● **Records for this task**:
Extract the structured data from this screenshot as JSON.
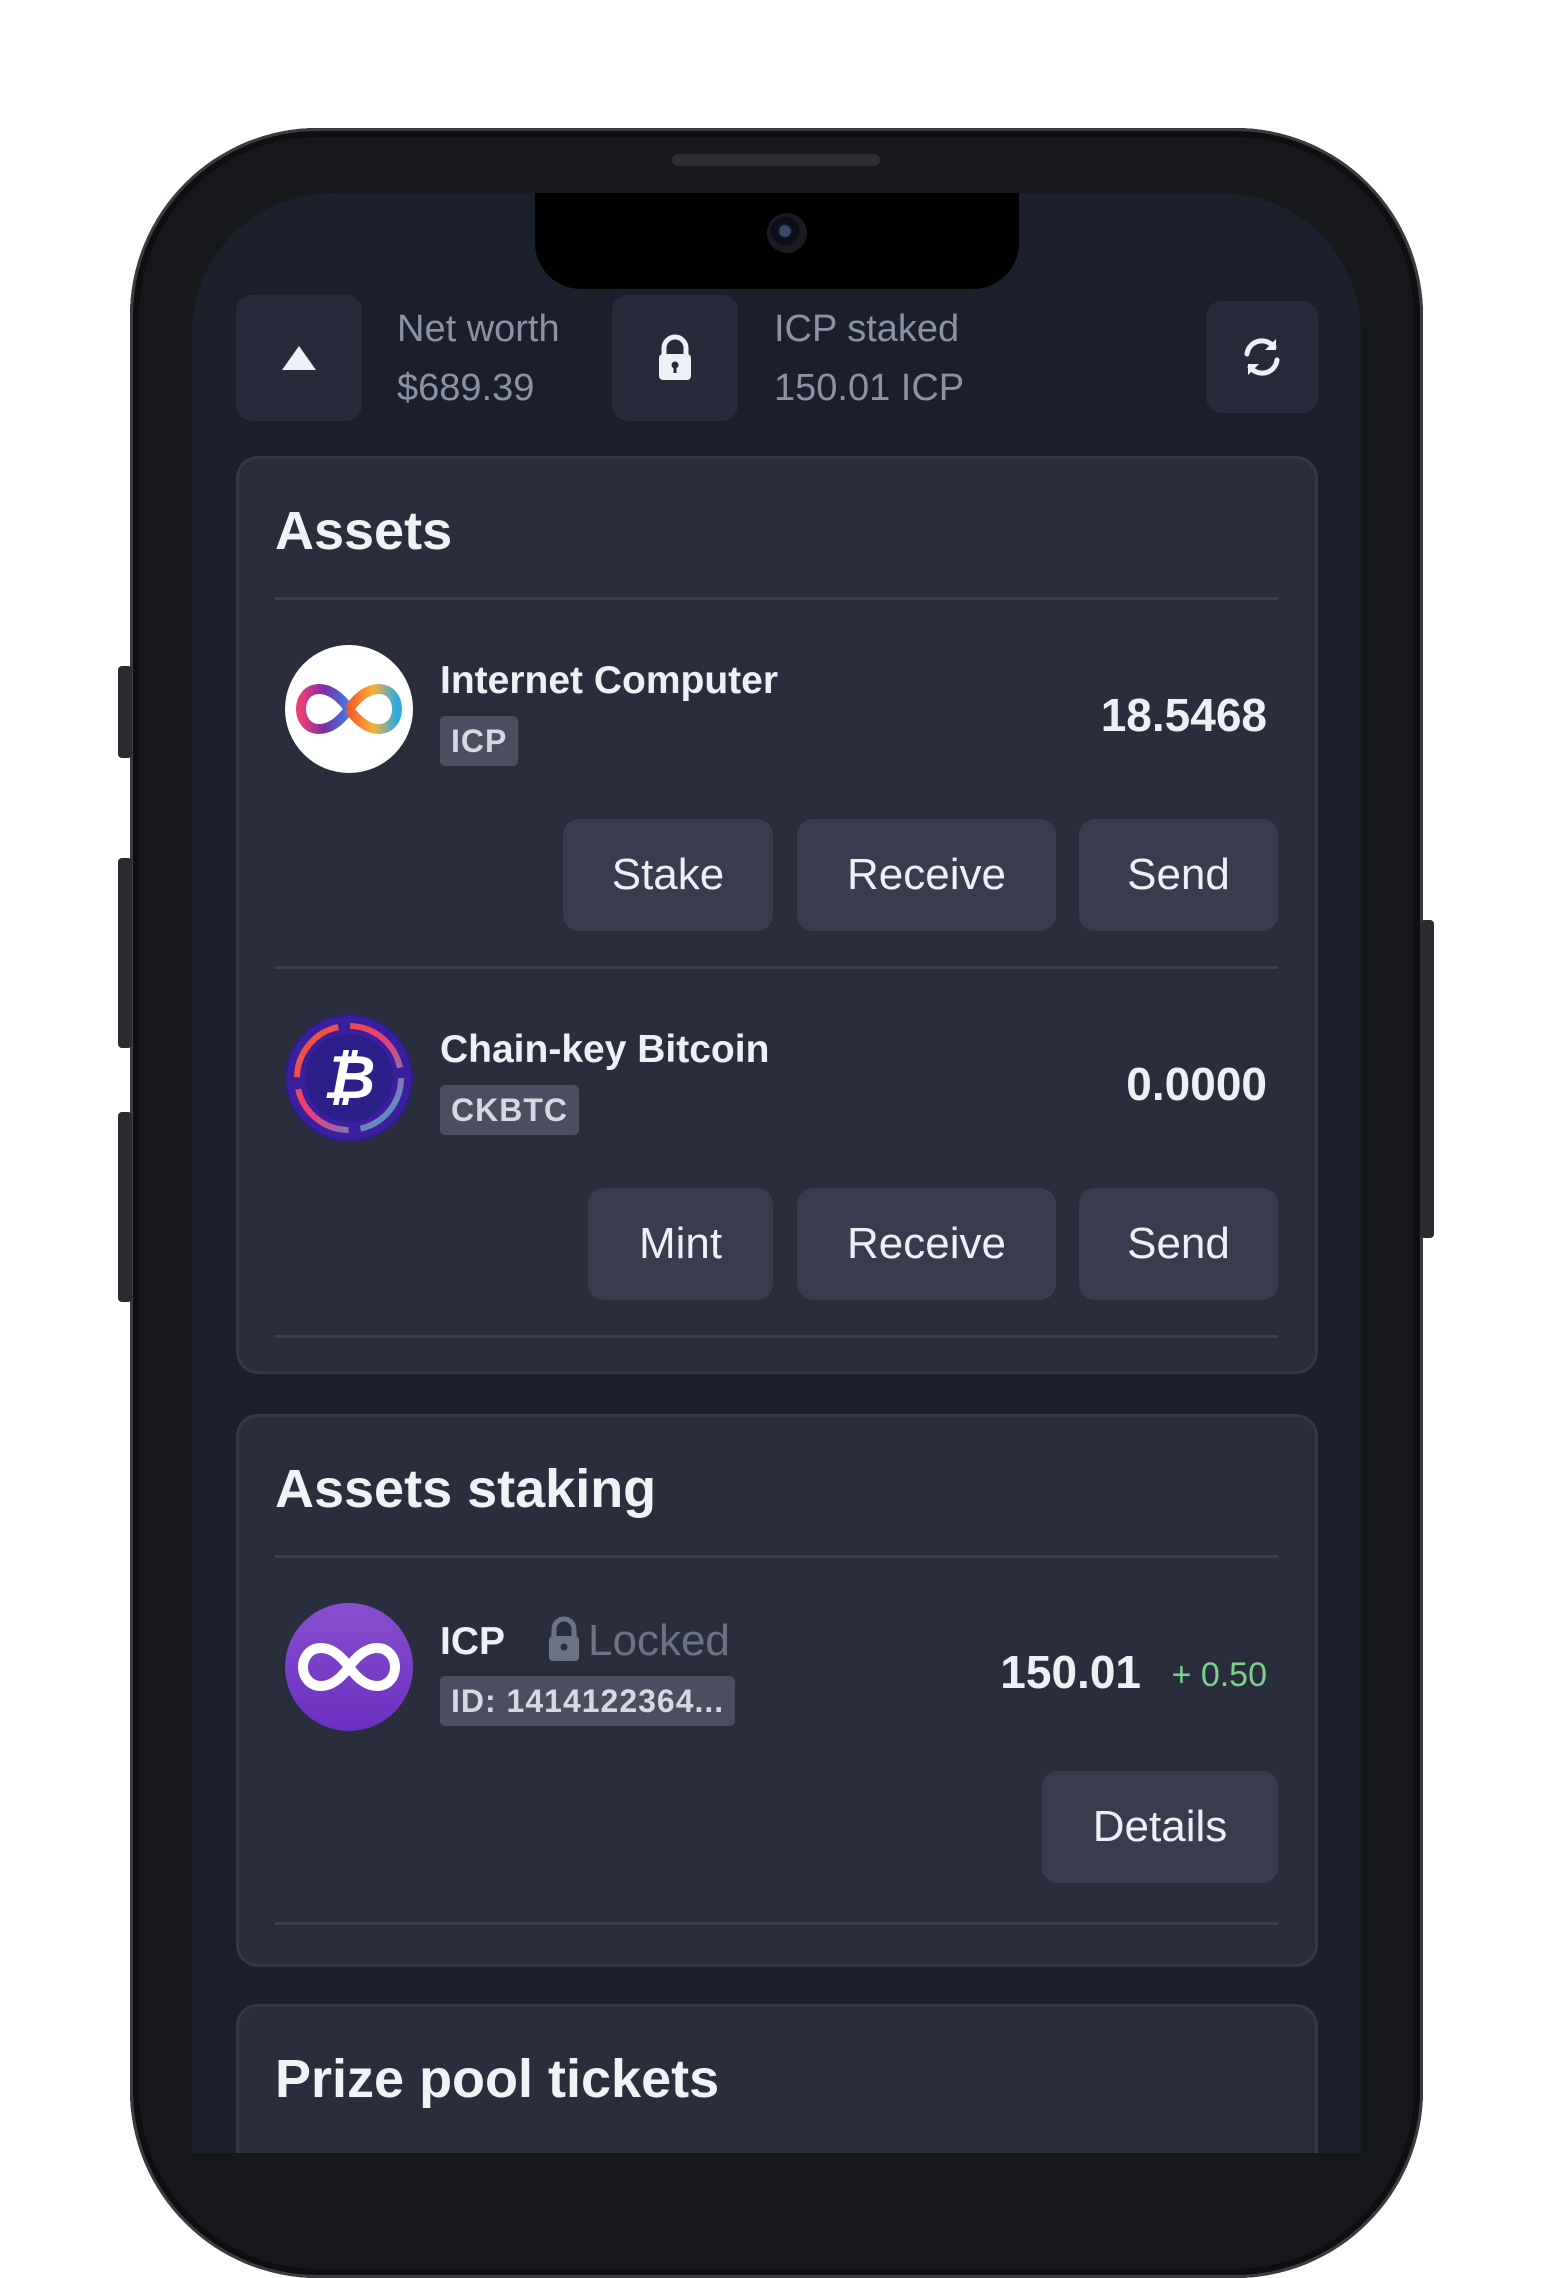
{
  "summary": {
    "net_worth_label": "Net worth",
    "net_worth_value": "$689.39",
    "staked_label": "ICP staked",
    "staked_value": "150.01 ICP",
    "collapse_icon": "triangle-up-icon",
    "lock_icon": "lock-icon",
    "refresh_icon": "refresh-icon"
  },
  "assets": {
    "title": "Assets",
    "items": [
      {
        "name": "Internet Computer",
        "symbol": "ICP",
        "amount": "18.5468",
        "icon": "icp-logo-icon",
        "actions": [
          "Stake",
          "Receive",
          "Send"
        ]
      },
      {
        "name": "Chain-key Bitcoin",
        "symbol": "CKBTC",
        "amount": "0.0000",
        "icon": "ckbtc-logo-icon",
        "actions": [
          "Mint",
          "Receive",
          "Send"
        ]
      }
    ]
  },
  "staking": {
    "title": "Assets staking",
    "items": [
      {
        "name": "ICP",
        "status": "Locked",
        "id": "ID: 1414122364...",
        "amount": "150.01",
        "change": "+ 0.50",
        "icon": "icp-staking-logo-icon",
        "action": "Details"
      }
    ]
  },
  "prize_pool": {
    "title": "Prize pool tickets"
  },
  "colors": {
    "background": "#1b1e2b",
    "card": "#2a2d3c",
    "button": "#383c4e",
    "positive": "#7ccf8e",
    "muted_text": "#8b92a6"
  }
}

● **What is required**: All of the records need repeating exactly, except for the pictures.

● **The output**:
Extract the structured data from this screenshot as JSON.
{
  "summary": {
    "net_worth_label": "Net worth",
    "net_worth_value": "$689.39",
    "staked_label": "ICP staked",
    "staked_value": "150.01 ICP",
    "collapse_icon": "triangle-up-icon",
    "lock_icon": "lock-icon",
    "refresh_icon": "refresh-icon"
  },
  "assets": {
    "title": "Assets",
    "items": [
      {
        "name": "Internet Computer",
        "symbol": "ICP",
        "amount": "18.5468",
        "icon": "icp-logo-icon",
        "actions": [
          "Stake",
          "Receive",
          "Send"
        ]
      },
      {
        "name": "Chain-key Bitcoin",
        "symbol": "CKBTC",
        "amount": "0.0000",
        "icon": "ckbtc-logo-icon",
        "actions": [
          "Mint",
          "Receive",
          "Send"
        ]
      }
    ]
  },
  "staking": {
    "title": "Assets staking",
    "items": [
      {
        "name": "ICP",
        "status": "Locked",
        "id": "ID: 1414122364...",
        "amount": "150.01",
        "change": "+ 0.50",
        "icon": "icp-staking-logo-icon",
        "action": "Details"
      }
    ]
  },
  "prize_pool": {
    "title": "Prize pool tickets"
  },
  "colors": {
    "background": "#1b1e2b",
    "card": "#2a2d3c",
    "button": "#383c4e",
    "positive": "#7ccf8e",
    "muted_text": "#8b92a6"
  }
}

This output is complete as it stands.